_WHAT YOU ARE ASKED TO DO:_
Copy the data word for word from its first line through the line containing "info-row-telefono: Telefono: Sin", including both of those lines.
* * * * * * * * *
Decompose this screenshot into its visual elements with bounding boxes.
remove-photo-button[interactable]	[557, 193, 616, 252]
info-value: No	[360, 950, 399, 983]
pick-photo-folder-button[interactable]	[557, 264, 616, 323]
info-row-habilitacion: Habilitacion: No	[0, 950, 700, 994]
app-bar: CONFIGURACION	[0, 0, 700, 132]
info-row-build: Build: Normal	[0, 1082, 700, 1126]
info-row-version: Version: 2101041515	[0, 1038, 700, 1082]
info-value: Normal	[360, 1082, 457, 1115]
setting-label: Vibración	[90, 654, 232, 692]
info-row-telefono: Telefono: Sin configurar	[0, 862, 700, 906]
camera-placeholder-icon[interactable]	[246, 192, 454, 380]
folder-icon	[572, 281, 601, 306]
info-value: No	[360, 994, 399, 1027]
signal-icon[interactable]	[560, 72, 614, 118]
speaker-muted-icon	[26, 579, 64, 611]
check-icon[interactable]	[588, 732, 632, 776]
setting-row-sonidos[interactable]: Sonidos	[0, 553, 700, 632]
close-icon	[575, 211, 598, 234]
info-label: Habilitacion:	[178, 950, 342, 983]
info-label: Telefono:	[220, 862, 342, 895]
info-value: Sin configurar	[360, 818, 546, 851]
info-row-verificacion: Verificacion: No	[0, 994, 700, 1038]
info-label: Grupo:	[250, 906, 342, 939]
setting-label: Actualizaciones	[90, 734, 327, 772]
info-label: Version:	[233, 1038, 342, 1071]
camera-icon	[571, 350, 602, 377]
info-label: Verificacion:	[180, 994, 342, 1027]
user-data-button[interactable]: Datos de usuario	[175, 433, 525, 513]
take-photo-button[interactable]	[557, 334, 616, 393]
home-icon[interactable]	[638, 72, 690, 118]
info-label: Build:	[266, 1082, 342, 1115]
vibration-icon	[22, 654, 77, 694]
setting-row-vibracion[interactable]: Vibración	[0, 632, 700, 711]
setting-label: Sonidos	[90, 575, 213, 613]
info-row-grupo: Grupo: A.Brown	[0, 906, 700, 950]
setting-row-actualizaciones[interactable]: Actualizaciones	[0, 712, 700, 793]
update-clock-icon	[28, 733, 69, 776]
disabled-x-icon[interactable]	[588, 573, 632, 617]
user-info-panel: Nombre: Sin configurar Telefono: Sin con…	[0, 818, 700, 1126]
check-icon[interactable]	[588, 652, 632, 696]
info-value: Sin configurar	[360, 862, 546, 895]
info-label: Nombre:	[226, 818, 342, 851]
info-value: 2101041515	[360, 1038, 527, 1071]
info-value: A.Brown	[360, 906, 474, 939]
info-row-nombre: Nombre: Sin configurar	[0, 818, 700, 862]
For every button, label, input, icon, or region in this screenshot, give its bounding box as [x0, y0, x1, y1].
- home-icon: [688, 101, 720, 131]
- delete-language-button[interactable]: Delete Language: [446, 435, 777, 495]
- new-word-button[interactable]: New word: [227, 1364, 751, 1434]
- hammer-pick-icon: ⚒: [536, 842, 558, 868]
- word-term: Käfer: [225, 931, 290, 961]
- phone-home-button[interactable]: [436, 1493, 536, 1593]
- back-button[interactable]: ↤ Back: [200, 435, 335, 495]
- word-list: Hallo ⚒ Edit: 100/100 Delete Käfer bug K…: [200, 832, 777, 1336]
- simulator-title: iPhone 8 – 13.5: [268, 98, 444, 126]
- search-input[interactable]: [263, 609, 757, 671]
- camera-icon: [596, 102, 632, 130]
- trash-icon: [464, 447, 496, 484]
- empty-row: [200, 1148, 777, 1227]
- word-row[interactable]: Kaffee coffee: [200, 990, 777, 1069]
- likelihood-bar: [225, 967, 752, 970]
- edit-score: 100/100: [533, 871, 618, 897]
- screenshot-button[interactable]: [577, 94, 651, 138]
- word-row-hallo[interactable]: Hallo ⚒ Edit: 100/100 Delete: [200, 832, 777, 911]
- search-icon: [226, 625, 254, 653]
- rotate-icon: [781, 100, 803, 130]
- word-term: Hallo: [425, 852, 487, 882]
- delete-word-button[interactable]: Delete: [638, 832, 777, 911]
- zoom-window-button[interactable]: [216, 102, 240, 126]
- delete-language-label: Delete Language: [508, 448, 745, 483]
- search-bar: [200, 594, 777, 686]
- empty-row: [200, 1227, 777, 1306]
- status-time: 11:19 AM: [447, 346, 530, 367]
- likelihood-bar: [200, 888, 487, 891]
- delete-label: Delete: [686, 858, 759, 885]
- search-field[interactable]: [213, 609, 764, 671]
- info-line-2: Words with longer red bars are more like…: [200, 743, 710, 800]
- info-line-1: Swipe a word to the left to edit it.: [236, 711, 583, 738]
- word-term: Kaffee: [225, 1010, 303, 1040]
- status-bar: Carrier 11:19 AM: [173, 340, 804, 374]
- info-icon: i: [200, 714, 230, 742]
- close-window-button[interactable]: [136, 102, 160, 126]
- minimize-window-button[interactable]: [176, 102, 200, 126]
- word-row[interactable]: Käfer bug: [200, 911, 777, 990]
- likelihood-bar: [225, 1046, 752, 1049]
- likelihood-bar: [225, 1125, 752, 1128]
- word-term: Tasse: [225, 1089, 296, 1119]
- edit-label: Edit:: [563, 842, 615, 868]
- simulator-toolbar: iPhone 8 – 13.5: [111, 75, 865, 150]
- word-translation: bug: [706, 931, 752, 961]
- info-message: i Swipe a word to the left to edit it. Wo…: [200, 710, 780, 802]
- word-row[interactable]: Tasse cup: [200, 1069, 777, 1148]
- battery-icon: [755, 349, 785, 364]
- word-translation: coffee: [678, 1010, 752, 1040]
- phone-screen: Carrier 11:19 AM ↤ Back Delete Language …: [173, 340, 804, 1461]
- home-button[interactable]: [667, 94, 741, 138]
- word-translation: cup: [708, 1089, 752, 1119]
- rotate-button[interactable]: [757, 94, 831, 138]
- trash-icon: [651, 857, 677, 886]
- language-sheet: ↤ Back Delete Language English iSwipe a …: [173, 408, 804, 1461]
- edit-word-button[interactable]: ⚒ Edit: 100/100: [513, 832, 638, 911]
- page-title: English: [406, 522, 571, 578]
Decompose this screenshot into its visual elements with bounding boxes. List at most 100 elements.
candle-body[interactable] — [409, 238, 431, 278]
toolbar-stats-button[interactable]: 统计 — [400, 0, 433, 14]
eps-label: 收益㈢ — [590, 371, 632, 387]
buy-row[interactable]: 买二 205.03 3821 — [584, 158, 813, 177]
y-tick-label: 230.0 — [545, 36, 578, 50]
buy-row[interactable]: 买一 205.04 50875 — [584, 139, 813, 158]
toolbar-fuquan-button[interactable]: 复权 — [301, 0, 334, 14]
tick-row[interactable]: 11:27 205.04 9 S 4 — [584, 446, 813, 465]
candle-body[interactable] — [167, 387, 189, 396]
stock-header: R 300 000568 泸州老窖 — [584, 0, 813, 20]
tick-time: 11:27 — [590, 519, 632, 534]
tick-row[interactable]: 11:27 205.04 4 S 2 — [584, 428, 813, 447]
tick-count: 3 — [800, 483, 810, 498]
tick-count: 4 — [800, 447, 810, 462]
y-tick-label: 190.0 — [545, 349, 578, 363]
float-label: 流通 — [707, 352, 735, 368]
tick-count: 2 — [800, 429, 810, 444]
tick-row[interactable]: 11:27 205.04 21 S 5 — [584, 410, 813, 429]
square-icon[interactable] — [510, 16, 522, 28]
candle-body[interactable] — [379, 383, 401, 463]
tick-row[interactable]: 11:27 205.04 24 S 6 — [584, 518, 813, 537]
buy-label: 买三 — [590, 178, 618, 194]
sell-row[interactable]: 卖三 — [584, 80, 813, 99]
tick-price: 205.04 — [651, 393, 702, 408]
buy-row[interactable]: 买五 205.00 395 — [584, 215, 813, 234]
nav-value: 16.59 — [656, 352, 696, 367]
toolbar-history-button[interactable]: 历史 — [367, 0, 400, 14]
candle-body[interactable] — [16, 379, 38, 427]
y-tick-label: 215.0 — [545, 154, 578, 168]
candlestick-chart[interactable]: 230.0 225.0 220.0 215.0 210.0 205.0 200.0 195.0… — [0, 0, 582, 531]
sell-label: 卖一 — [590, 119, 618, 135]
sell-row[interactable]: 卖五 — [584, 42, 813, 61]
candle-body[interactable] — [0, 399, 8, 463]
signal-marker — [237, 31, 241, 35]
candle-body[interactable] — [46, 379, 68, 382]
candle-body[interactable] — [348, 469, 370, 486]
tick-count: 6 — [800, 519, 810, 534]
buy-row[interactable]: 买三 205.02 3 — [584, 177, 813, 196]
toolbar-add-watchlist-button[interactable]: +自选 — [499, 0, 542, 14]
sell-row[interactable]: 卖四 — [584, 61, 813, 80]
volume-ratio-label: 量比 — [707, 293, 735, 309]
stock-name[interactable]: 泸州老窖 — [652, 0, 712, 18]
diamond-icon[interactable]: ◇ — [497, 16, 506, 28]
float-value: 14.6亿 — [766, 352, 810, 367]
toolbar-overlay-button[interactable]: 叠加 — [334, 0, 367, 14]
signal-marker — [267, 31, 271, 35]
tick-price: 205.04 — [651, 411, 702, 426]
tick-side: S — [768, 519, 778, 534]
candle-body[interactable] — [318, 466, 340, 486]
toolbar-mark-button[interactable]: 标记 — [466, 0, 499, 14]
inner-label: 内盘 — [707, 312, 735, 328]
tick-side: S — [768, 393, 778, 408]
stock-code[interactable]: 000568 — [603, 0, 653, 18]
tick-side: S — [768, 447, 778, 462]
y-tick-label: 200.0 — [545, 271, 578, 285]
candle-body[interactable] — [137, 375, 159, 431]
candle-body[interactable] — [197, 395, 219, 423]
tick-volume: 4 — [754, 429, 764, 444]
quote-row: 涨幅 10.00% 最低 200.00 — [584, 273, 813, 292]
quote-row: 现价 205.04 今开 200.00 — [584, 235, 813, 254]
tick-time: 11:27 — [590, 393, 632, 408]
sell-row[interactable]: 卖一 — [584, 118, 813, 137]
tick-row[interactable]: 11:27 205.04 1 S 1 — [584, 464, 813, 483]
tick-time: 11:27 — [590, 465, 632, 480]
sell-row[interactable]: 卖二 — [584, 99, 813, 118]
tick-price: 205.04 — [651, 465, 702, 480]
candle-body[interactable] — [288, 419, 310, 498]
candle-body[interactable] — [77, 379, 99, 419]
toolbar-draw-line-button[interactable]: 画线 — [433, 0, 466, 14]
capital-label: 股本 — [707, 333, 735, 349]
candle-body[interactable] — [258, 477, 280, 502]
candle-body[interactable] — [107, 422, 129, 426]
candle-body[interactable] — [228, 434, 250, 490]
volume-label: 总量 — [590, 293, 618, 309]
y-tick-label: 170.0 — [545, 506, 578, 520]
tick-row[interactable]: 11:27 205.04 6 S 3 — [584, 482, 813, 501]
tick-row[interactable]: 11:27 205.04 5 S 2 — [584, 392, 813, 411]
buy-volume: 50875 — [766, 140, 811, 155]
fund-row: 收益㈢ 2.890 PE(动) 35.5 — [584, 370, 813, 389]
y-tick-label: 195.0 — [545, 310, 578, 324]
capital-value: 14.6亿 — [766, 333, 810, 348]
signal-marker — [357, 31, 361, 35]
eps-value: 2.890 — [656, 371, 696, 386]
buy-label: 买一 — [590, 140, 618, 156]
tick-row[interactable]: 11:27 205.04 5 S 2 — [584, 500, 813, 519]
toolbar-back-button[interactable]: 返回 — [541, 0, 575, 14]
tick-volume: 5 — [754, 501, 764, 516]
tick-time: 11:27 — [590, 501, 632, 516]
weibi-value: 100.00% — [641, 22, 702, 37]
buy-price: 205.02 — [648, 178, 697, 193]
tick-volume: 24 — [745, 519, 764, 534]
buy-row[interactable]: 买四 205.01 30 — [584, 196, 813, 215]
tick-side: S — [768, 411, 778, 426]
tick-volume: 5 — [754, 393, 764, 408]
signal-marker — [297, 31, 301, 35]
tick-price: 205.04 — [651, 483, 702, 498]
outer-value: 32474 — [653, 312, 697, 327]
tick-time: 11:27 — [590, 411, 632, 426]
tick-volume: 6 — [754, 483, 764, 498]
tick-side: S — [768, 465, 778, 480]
* * * * * * * * *
_RESULT OF THE EXERCISE:_
Decompose this screenshot into its visual elements with bounding boxes.
remove-photo-button[interactable]	[557, 193, 616, 252]
info-value: No	[360, 950, 399, 983]
pick-photo-folder-button[interactable]	[557, 264, 616, 323]
info-row-habilitacion: Habilitacion: No	[0, 950, 700, 994]
app-bar: CONFIGURACION	[0, 0, 700, 132]
info-row-build: Build: Normal	[0, 1082, 700, 1126]
info-row-version: Version: 2101041515	[0, 1038, 700, 1082]
info-value: Normal	[360, 1082, 457, 1115]
setting-label: Vibración	[90, 654, 232, 692]
info-row-telefono: Telefono: Sin configurar	[0, 862, 700, 906]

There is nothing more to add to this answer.